---------- Listing ----------
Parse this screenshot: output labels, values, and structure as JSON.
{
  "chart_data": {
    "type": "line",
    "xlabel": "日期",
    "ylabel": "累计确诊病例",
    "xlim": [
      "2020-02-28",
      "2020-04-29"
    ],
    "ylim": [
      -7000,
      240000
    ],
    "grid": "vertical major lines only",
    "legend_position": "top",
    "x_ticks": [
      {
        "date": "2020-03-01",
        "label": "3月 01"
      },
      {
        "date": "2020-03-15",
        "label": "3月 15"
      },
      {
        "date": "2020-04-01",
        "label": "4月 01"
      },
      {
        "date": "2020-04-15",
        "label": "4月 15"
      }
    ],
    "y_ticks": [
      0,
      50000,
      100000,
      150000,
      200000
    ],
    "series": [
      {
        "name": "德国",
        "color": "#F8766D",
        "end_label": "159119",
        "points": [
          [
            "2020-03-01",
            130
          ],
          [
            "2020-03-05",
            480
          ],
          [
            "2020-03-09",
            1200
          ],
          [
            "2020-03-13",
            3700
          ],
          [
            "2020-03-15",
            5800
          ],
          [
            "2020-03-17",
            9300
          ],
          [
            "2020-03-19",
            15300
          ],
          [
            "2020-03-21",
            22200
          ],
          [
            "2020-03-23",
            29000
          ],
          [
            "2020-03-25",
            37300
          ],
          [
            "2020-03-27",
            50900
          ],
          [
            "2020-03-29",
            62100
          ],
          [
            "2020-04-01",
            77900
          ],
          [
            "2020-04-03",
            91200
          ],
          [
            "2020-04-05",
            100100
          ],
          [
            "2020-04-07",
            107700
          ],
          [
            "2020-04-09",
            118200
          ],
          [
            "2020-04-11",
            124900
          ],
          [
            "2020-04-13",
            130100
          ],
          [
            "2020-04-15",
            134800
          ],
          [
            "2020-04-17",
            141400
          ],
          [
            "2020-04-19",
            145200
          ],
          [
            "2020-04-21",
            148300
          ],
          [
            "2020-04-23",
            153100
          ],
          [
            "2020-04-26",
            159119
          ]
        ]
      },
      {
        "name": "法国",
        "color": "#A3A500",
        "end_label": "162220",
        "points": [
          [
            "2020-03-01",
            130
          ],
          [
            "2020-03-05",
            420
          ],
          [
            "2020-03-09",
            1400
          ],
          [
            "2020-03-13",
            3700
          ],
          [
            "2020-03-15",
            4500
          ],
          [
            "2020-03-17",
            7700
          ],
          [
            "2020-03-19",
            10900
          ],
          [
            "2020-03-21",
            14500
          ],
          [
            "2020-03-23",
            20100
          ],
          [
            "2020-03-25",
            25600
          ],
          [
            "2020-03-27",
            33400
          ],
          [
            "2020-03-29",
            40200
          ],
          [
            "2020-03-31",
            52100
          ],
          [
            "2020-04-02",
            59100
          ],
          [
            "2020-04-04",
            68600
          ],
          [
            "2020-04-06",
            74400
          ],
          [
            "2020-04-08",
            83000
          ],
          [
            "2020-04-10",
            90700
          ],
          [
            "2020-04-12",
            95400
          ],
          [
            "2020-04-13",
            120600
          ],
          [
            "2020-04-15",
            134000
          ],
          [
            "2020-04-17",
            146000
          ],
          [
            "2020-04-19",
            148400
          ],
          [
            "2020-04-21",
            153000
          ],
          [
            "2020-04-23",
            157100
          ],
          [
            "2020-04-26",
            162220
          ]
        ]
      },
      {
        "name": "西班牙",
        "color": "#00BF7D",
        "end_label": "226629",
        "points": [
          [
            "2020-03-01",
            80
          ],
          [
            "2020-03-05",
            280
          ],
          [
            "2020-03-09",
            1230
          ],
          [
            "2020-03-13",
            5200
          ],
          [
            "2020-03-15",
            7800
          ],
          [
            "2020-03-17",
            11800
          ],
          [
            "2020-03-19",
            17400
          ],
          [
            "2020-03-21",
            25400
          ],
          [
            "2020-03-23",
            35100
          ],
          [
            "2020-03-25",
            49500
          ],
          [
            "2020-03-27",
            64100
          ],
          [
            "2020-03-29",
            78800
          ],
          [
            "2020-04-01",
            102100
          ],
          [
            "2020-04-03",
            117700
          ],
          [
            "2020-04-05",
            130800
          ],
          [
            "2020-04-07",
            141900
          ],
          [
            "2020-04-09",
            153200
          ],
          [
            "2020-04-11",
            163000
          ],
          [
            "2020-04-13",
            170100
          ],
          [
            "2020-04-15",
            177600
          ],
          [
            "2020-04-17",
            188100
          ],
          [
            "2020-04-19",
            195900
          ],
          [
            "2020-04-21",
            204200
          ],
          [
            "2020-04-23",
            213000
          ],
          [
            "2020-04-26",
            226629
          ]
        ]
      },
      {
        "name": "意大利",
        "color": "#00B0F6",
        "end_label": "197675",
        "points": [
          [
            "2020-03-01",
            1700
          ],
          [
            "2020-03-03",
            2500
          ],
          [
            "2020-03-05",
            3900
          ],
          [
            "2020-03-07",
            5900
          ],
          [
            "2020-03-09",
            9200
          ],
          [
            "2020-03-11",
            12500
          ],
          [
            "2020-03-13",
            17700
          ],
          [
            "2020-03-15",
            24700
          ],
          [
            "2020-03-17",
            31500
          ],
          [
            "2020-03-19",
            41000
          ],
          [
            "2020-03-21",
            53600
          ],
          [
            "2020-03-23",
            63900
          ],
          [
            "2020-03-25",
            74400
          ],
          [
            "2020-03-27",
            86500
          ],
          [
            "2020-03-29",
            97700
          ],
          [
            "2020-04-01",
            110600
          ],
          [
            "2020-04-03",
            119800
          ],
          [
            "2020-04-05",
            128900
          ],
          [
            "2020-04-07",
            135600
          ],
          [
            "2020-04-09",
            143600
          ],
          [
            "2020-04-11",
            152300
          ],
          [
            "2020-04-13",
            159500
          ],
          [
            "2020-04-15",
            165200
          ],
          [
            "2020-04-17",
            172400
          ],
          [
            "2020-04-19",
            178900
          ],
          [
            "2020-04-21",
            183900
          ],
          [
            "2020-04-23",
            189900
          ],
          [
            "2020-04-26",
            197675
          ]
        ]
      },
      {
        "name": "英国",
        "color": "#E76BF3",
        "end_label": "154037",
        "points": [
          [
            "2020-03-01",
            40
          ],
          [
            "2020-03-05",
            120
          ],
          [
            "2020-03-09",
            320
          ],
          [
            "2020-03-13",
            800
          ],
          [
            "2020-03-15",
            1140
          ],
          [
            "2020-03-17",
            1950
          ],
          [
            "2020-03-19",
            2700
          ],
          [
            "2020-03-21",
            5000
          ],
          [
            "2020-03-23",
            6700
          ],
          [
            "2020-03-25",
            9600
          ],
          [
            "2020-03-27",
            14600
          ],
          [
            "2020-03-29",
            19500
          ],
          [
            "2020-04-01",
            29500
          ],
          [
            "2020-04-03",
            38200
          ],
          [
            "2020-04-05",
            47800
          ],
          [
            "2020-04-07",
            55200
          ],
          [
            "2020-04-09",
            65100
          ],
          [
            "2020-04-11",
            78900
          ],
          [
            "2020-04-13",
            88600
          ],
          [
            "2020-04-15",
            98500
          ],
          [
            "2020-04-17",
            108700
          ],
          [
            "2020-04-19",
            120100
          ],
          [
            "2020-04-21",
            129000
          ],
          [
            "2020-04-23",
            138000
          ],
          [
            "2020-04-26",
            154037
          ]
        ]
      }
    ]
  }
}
----------
Your task: Using the records above, select and copy every line that has the word "color".

Full answer:
        "color": "#F8766D",
        "color": "#A3A500",
        "color": "#00BF7D",
        "color": "#00B0F6",
        "color": "#E76BF3",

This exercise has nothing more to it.